Aim of the exercise »
Count every line where "Feature" shows up, and give that number only.

****

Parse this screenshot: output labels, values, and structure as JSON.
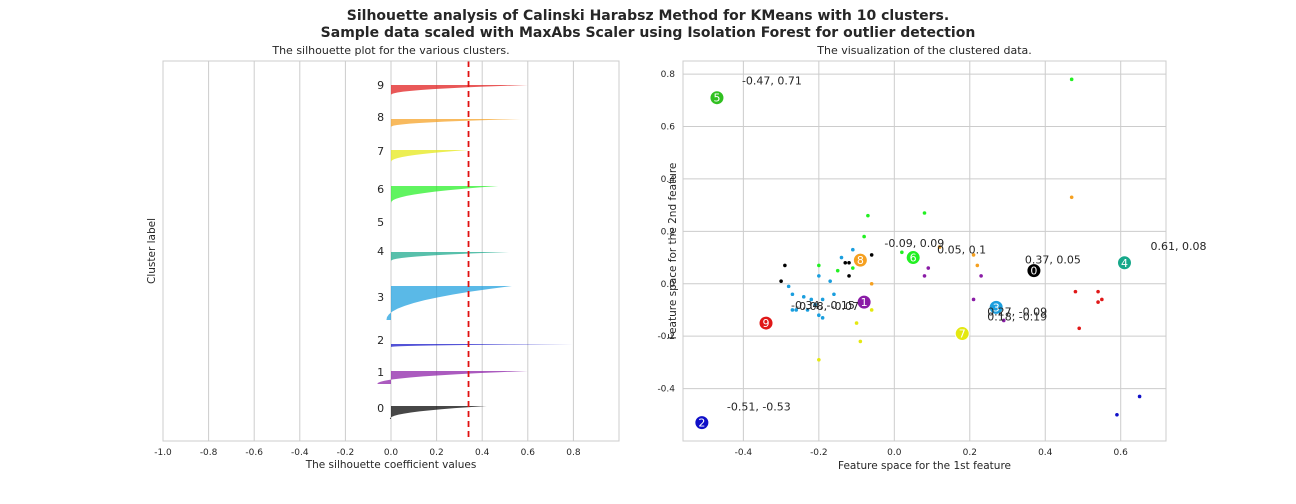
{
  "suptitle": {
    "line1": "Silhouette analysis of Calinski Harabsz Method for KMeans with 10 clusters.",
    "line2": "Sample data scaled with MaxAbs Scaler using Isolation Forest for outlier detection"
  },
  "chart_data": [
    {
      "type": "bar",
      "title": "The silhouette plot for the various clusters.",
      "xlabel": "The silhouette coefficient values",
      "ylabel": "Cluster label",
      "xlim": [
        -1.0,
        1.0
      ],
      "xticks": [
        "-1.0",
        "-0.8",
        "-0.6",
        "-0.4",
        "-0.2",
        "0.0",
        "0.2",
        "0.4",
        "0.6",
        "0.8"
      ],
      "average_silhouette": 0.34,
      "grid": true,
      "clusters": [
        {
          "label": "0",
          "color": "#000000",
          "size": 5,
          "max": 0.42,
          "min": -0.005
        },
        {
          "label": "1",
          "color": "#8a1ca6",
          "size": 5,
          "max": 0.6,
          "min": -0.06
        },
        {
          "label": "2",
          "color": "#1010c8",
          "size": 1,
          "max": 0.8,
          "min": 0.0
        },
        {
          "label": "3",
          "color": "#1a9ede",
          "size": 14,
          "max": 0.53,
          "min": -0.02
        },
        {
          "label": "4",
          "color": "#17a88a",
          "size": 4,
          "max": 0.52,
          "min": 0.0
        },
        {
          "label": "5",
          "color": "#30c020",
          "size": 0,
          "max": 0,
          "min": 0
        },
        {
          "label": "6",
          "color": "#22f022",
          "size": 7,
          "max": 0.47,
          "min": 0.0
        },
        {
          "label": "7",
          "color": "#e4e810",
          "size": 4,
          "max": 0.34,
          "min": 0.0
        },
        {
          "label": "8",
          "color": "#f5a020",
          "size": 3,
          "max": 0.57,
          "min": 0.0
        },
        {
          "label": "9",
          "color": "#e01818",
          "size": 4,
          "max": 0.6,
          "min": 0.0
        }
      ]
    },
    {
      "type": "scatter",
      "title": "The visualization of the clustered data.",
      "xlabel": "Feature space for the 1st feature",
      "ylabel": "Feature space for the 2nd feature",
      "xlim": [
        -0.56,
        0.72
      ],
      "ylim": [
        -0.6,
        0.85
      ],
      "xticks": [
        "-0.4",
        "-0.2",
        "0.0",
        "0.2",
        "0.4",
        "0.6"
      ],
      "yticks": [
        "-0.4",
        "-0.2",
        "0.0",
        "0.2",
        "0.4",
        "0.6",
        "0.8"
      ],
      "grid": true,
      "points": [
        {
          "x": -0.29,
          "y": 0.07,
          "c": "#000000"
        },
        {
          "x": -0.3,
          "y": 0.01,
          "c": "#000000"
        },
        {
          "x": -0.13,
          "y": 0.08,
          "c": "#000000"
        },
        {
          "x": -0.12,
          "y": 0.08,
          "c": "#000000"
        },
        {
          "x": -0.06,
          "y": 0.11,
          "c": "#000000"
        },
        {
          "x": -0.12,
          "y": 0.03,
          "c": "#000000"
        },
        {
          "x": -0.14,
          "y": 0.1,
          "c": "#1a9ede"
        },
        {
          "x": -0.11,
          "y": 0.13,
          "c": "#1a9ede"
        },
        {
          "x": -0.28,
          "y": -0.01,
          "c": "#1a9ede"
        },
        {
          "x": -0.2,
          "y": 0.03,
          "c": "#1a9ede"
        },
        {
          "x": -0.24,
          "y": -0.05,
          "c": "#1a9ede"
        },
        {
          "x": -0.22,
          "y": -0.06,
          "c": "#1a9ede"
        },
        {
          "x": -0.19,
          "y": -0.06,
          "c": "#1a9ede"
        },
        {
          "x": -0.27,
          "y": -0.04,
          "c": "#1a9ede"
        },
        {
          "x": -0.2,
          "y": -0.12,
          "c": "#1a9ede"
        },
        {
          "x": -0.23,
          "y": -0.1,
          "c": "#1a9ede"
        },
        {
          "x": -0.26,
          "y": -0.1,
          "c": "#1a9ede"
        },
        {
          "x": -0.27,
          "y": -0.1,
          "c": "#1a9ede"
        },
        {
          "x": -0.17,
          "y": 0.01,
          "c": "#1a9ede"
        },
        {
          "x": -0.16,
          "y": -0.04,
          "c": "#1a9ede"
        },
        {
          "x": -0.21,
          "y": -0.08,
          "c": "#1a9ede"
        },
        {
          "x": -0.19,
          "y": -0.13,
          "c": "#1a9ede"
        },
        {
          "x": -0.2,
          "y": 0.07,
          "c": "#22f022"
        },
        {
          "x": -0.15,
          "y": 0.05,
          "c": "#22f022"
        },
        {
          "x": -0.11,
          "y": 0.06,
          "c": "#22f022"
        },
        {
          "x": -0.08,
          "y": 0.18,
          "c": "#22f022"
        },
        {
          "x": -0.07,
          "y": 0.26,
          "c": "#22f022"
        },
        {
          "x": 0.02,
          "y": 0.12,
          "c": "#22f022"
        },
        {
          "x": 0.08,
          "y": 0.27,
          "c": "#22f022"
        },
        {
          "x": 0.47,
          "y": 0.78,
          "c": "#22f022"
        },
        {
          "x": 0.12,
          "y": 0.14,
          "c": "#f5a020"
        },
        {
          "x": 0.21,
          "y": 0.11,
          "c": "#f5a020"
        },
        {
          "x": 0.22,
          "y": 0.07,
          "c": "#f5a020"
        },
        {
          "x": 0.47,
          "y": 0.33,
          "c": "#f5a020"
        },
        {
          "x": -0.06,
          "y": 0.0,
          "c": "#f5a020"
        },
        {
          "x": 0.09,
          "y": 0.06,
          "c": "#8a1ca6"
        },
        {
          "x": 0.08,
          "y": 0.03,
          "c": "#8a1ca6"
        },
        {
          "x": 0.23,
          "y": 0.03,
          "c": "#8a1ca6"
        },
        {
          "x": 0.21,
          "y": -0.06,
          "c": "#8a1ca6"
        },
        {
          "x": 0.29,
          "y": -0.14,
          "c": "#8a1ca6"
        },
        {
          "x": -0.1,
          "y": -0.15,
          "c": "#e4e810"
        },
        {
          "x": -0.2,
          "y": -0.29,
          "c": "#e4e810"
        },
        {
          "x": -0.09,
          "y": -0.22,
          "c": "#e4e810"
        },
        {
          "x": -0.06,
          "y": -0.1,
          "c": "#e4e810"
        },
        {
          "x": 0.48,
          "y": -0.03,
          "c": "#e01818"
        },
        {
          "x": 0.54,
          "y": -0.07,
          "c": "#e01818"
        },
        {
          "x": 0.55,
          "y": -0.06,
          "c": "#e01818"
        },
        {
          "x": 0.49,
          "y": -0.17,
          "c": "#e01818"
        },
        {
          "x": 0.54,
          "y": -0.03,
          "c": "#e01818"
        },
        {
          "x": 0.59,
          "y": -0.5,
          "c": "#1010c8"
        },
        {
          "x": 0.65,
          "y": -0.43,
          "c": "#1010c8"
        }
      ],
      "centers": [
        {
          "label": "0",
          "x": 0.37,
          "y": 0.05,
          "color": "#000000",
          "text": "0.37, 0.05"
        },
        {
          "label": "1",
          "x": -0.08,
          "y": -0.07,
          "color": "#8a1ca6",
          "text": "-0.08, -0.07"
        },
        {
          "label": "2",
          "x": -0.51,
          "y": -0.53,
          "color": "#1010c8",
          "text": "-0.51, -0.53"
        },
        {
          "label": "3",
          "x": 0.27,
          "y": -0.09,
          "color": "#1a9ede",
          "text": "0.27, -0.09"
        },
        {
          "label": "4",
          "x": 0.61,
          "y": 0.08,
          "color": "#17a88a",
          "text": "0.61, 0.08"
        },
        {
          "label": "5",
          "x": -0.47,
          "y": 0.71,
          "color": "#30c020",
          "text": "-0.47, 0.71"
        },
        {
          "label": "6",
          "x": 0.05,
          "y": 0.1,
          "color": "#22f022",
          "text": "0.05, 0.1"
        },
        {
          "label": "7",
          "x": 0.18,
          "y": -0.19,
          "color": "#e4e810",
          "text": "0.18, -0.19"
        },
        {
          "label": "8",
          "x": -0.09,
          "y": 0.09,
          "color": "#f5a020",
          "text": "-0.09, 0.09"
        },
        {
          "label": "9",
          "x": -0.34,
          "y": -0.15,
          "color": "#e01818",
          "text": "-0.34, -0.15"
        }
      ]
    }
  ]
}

****

Completed task »
2